TASK PROMPT: Could you write out the items again, from the beginning of the items through the line containing "colorbar-label-exp-s: −1 <box>417", substituting "y-axis-tick-label" for every "y-tick-label" and leaving everything else unchanged?

(Items contained in a dataset)
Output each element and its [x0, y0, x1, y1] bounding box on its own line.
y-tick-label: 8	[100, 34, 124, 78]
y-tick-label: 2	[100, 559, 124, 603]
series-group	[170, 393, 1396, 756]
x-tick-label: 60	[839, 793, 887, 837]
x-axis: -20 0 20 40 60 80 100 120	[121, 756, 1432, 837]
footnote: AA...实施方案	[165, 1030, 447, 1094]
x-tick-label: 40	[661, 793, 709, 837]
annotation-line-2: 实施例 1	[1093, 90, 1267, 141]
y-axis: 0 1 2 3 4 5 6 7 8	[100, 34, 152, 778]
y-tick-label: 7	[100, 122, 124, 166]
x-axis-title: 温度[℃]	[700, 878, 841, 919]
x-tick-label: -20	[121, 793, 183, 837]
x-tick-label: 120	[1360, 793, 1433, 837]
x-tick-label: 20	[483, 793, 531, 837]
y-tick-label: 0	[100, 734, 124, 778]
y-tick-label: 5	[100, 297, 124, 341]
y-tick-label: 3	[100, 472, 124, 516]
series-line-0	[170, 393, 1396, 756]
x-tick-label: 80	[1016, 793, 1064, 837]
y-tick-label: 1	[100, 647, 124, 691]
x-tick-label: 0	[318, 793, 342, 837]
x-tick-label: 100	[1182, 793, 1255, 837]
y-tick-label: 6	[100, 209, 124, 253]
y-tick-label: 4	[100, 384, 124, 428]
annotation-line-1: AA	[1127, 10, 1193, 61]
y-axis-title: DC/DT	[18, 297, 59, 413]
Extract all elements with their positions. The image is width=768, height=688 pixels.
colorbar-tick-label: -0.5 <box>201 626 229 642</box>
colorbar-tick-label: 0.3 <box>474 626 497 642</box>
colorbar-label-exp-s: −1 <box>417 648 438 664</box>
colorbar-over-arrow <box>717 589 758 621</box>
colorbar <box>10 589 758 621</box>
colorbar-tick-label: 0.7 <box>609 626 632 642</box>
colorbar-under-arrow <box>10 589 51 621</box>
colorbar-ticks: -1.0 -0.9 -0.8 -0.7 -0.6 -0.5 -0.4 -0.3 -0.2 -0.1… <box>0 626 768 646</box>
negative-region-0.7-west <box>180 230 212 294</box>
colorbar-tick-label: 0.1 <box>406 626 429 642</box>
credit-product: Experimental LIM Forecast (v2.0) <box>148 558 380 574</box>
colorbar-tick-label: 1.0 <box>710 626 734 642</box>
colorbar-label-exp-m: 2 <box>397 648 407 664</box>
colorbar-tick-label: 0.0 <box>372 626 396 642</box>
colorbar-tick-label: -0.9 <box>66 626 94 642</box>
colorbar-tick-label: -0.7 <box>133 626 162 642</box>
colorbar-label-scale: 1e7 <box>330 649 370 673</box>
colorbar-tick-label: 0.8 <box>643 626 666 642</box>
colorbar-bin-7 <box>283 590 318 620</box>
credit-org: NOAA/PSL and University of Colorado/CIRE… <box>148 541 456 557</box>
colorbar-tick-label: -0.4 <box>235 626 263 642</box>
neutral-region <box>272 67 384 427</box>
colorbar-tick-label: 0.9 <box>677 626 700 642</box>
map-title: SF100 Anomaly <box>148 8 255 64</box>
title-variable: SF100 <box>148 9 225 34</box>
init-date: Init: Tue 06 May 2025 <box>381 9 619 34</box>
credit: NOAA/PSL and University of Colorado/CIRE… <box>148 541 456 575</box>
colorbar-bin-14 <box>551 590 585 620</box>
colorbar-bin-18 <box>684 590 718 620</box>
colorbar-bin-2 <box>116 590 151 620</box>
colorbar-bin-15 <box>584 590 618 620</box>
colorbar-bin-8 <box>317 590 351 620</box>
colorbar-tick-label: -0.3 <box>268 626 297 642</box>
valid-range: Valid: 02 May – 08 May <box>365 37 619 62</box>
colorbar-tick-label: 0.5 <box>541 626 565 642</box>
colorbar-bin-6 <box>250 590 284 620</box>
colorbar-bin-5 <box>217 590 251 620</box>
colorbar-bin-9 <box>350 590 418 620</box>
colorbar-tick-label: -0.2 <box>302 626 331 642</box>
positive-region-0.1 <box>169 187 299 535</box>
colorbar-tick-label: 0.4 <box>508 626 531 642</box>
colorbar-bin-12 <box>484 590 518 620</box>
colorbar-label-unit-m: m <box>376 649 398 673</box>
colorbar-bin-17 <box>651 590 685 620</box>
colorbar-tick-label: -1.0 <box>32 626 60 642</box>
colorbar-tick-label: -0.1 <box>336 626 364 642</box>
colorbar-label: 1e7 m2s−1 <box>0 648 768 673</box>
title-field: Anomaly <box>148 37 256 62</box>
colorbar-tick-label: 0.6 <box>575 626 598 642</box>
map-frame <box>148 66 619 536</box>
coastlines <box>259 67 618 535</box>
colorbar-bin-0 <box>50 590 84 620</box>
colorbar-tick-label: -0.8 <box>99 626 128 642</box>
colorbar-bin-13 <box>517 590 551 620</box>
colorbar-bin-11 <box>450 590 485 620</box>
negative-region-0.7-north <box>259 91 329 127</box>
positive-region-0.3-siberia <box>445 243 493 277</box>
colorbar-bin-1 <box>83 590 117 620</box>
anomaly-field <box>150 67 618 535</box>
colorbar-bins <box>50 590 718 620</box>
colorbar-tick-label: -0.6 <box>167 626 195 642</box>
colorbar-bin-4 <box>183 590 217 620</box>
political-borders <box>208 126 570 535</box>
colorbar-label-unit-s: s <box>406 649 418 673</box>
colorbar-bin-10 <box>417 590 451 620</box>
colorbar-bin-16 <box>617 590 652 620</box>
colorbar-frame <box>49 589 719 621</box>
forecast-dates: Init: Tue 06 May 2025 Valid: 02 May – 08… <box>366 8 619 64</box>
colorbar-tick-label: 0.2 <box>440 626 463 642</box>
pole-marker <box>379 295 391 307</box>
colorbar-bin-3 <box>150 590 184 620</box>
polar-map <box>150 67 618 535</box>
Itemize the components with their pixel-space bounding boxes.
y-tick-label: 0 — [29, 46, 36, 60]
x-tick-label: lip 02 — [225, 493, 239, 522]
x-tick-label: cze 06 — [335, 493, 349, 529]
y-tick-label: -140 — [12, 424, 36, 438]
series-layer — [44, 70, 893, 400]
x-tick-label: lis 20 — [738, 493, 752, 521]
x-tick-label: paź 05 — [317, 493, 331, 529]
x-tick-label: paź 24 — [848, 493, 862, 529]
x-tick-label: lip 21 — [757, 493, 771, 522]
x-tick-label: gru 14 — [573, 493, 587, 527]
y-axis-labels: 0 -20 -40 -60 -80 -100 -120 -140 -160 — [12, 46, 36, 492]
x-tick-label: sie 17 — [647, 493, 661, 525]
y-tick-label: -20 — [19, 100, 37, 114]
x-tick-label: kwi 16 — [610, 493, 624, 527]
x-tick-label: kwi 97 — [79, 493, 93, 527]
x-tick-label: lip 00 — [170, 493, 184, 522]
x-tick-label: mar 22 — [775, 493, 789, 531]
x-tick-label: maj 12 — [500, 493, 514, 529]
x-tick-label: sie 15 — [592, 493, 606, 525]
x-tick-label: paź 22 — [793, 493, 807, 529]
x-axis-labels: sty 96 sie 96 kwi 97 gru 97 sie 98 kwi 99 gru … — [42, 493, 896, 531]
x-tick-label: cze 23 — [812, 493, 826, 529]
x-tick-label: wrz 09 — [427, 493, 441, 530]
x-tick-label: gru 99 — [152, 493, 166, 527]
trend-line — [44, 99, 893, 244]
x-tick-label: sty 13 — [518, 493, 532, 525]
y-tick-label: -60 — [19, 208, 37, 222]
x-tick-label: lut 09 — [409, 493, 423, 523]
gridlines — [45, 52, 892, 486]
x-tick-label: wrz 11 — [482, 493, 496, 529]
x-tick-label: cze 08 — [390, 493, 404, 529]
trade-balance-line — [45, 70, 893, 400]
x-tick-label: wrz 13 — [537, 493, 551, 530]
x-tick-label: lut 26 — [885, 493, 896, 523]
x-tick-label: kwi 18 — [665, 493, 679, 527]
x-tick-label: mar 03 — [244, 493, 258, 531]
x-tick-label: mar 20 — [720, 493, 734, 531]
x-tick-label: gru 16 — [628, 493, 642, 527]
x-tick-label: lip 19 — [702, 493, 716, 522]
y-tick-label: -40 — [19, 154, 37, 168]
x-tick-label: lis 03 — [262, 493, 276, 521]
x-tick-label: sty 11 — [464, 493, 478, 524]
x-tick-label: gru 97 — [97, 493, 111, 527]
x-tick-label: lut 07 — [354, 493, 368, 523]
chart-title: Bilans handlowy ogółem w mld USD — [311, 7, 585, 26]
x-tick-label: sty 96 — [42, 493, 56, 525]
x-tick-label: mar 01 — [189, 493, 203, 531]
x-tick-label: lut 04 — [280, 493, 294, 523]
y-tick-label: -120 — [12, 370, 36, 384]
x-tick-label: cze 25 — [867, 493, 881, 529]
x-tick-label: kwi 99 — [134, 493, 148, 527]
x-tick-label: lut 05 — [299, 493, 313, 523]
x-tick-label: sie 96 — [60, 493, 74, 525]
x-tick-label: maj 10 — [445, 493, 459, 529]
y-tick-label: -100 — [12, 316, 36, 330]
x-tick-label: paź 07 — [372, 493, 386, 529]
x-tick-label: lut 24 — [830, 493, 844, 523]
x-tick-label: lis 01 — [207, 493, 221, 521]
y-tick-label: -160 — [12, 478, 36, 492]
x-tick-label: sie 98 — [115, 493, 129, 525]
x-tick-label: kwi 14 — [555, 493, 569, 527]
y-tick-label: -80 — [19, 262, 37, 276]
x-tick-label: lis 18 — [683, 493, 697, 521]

ANSWER IN FULL:
Output each element and its [x0, y0, x1, y1] bounding box on its own line.
y-axis-tick-label: 8	[100, 34, 124, 78]
y-axis-tick-label: 2	[100, 559, 124, 603]
series-group	[170, 393, 1396, 756]
x-tick-label: 60	[839, 793, 887, 837]
x-axis: -20 0 20 40 60 80 100 120	[121, 756, 1432, 837]
footnote: AA...实施方案	[165, 1030, 447, 1094]
x-tick-label: 40	[661, 793, 709, 837]
annotation-line-2: 实施例 1	[1093, 90, 1267, 141]
y-axis: 0 1 2 3 4 5 6 7 8	[100, 34, 152, 778]
y-axis-tick-label: 7	[100, 122, 124, 166]
x-axis-title: 温度[℃]	[700, 878, 841, 919]
x-tick-label: -20	[121, 793, 183, 837]
x-tick-label: 120	[1360, 793, 1433, 837]
x-tick-label: 20	[483, 793, 531, 837]
y-axis-tick-label: 0	[100, 734, 124, 778]
y-axis-tick-label: 5	[100, 297, 124, 341]
y-axis-tick-label: 3	[100, 472, 124, 516]
series-line-0	[170, 393, 1396, 756]
x-tick-label: 80	[1016, 793, 1064, 837]
y-axis-tick-label: 1	[100, 647, 124, 691]
x-tick-label: 0	[318, 793, 342, 837]
x-tick-label: 100	[1182, 793, 1255, 837]
y-axis-tick-label: 6	[100, 209, 124, 253]
y-axis-tick-label: 4	[100, 384, 124, 428]
annotation-line-1: AA	[1127, 10, 1193, 61]
y-axis-title: DC/DT	[18, 297, 59, 413]
Extract all elements with their positions. The image is width=768, height=688 pixels.
colorbar-tick-label: -0.5 <box>201 626 229 642</box>
colorbar-tick-label: 0.3 <box>474 626 497 642</box>
colorbar-label-exp-s: −1 <box>417 648 438 664</box>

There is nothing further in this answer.